● **PROBLEM**:
The data below is to be returned in full and exactly.
Begin DATASET EXTRACT
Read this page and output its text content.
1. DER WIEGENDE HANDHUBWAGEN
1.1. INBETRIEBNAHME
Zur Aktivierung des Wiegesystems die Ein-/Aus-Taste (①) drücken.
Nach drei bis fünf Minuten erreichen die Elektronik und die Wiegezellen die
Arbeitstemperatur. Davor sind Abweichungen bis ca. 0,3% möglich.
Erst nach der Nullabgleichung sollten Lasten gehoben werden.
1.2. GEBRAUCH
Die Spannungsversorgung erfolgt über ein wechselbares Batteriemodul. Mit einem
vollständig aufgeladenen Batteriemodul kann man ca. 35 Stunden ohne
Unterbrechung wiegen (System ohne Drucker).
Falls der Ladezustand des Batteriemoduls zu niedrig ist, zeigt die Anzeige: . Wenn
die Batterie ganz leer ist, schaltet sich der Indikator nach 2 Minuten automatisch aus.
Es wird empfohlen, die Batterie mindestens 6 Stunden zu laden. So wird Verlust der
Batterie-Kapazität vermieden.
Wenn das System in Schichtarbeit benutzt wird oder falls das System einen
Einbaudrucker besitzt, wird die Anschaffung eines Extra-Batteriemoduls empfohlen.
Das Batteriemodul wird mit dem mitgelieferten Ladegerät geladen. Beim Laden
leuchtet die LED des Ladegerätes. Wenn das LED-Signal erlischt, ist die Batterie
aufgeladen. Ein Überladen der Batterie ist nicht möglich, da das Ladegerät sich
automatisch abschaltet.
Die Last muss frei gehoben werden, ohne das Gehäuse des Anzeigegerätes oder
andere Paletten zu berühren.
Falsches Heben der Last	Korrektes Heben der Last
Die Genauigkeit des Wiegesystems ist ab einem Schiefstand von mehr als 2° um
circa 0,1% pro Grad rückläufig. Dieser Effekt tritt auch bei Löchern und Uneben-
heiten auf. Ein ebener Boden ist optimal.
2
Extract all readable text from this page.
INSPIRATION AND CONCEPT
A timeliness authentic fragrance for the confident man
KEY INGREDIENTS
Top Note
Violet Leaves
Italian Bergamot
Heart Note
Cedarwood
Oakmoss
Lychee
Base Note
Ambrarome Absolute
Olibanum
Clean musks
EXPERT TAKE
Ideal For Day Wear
End DATASET EXTRACT
● **THE COMPLETED TASK**:
Read this page and output its text content.
1. DER WIEGENDE HANDHUBWAGEN
1.1. INBETRIEBNAHME
Zur Aktivierung des Wiegesystems die Ein-/Aus-Taste (①) drücken.
Nach drei bis fünf Minuten erreichen die Elektronik und die Wiegezellen die
Arbeitstemperatur. Davor sind Abweichungen bis ca. 0,3% möglich.
Erst nach der Nullabgleichung sollten Lasten gehoben werden.
1.2. GEBRAUCH
Die Spannungsversorgung erfolgt über ein wechselbares Batteriemodul. Mit einem
vollständig aufgeladenen Batteriemodul kann man ca. 35 Stunden ohne
Unterbrechung wiegen (System ohne Drucker).
Falls der Ladezustand des Batteriemoduls zu niedrig ist, zeigt die Anzeige: . Wenn
die Batterie ganz leer ist, schaltet sich der Indikator nach 2 Minuten automatisch aus.
Es wird empfohlen, die Batterie mindestens 6 Stunden zu laden. So wird Verlust der
Batterie-Kapazität vermieden.
Wenn das System in Schichtarbeit benutzt wird oder falls das System einen
Einbaudrucker besitzt, wird die Anschaffung eines Extra-Batteriemoduls empfohlen.
Das Batteriemodul wird mit dem mitgelieferten Ladegerät geladen. Beim Laden
leuchtet die LED des Ladegerätes. Wenn das LED-Signal erlischt, ist die Batterie
aufgeladen. Ein Überladen der Batterie ist nicht möglich, da das Ladegerät sich
automatisch abschaltet.
Die Last muss frei gehoben werden, ohne das Gehäuse des Anzeigegerätes oder
andere Paletten zu berühren.
Falsches Heben der Last	Korrektes Heben der Last
Die Genauigkeit des Wiegesystems ist ab einem Schiefstand von mehr als 2° um
circa 0,1% pro Grad rückläufig. Dieser Effekt tritt auch bei Löchern und Uneben-
heiten auf. Ein ebener Boden ist optimal.
2
Extract all readable text from this page.
INSPIRATION AND CONCEPT
A timeliness authentic fragrance for the confident man
KEY INGREDIENTS
Top Note
Violet Leaves
Italian Bergamot
Heart Note
Cedarwood
Oakmoss
Lychee
Base Note
Ambrarome Absolute
Olibanum
Clean musks
EXPERT TAKE
Ideal For Day Wear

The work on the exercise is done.